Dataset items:
____________

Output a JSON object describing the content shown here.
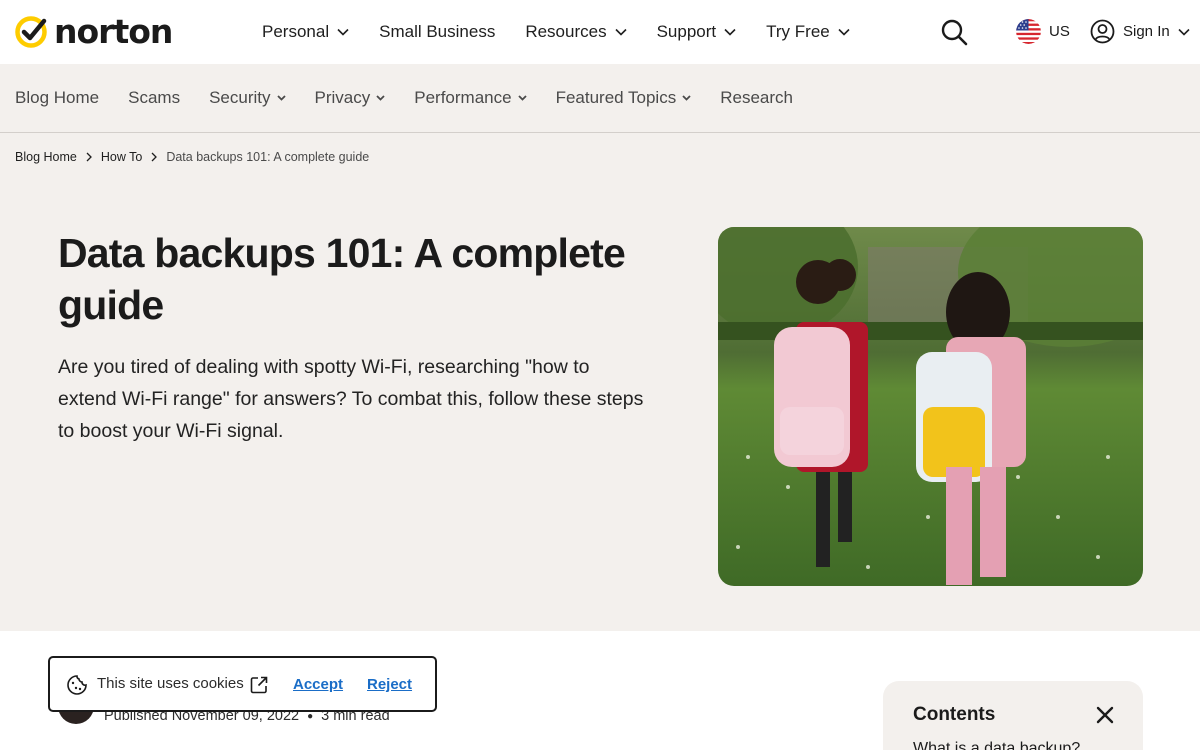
{
  "header": {
    "logo_text": "norton",
    "nav": [
      {
        "label": "Personal",
        "has_dropdown": true
      },
      {
        "label": "Small Business",
        "has_dropdown": false
      },
      {
        "label": "Resources",
        "has_dropdown": true
      },
      {
        "label": "Support",
        "has_dropdown": true
      },
      {
        "label": "Try Free",
        "has_dropdown": true
      }
    ],
    "region_label": "US",
    "signin_label": "Sign In"
  },
  "blog_nav": {
    "items": [
      {
        "label": "Blog Home",
        "has_dropdown": false
      },
      {
        "label": "Scams",
        "has_dropdown": false
      },
      {
        "label": "Security",
        "has_dropdown": true
      },
      {
        "label": "Privacy",
        "has_dropdown": true
      },
      {
        "label": "Performance",
        "has_dropdown": true
      },
      {
        "label": "Featured Topics",
        "has_dropdown": true
      },
      {
        "label": "Research",
        "has_dropdown": false
      }
    ]
  },
  "breadcrumb": {
    "items": [
      "Blog Home",
      "How To"
    ],
    "current": "Data backups 101: A complete guide"
  },
  "article": {
    "title": "Data backups 101: A complete guide",
    "description": "Are you tired of dealing with spotty Wi-Fi, researching \"how to extend Wi-Fi range\" for answers? To combat this, follow these steps to boost your Wi-Fi signal.",
    "hero_image": "two children with backpacks walking on grass",
    "published": "Published November 09, 2022",
    "read_time": "3 min read"
  },
  "contents": {
    "title": "Contents",
    "first_item": "What is a data backup?"
  },
  "cookie_banner": {
    "text": "This site uses cookies",
    "accept_label": "Accept",
    "reject_label": "Reject"
  },
  "colors": {
    "brand_yellow": "#fecc00",
    "link_blue": "#1a6dc7",
    "hero_bg": "#f3f0ed"
  }
}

____________

Set exercise:
Return the material exactly as given, apart from the pictures.

The completed task:
Output a JSON object describing the content shown here.
{
  "header": {
    "logo_text": "norton",
    "nav": [
      {
        "label": "Personal",
        "has_dropdown": true
      },
      {
        "label": "Small Business",
        "has_dropdown": false
      },
      {
        "label": "Resources",
        "has_dropdown": true
      },
      {
        "label": "Support",
        "has_dropdown": true
      },
      {
        "label": "Try Free",
        "has_dropdown": true
      }
    ],
    "region_label": "US",
    "signin_label": "Sign In"
  },
  "blog_nav": {
    "items": [
      {
        "label": "Blog Home",
        "has_dropdown": false
      },
      {
        "label": "Scams",
        "has_dropdown": false
      },
      {
        "label": "Security",
        "has_dropdown": true
      },
      {
        "label": "Privacy",
        "has_dropdown": true
      },
      {
        "label": "Performance",
        "has_dropdown": true
      },
      {
        "label": "Featured Topics",
        "has_dropdown": true
      },
      {
        "label": "Research",
        "has_dropdown": false
      }
    ]
  },
  "breadcrumb": {
    "items": [
      "Blog Home",
      "How To"
    ],
    "current": "Data backups 101: A complete guide"
  },
  "article": {
    "title": "Data backups 101: A complete guide",
    "description": "Are you tired of dealing with spotty Wi-Fi, researching \"how to extend Wi-Fi range\" for answers? To combat this, follow these steps to boost your Wi-Fi signal.",
    "hero_image": "two children with backpacks walking on grass",
    "published": "Published November 09, 2022",
    "read_time": "3 min read"
  },
  "contents": {
    "title": "Contents",
    "first_item": "What is a data backup?"
  },
  "cookie_banner": {
    "text": "This site uses cookies",
    "accept_label": "Accept",
    "reject_label": "Reject"
  },
  "colors": {
    "brand_yellow": "#fecc00",
    "link_blue": "#1a6dc7",
    "hero_bg": "#f3f0ed"
  }
}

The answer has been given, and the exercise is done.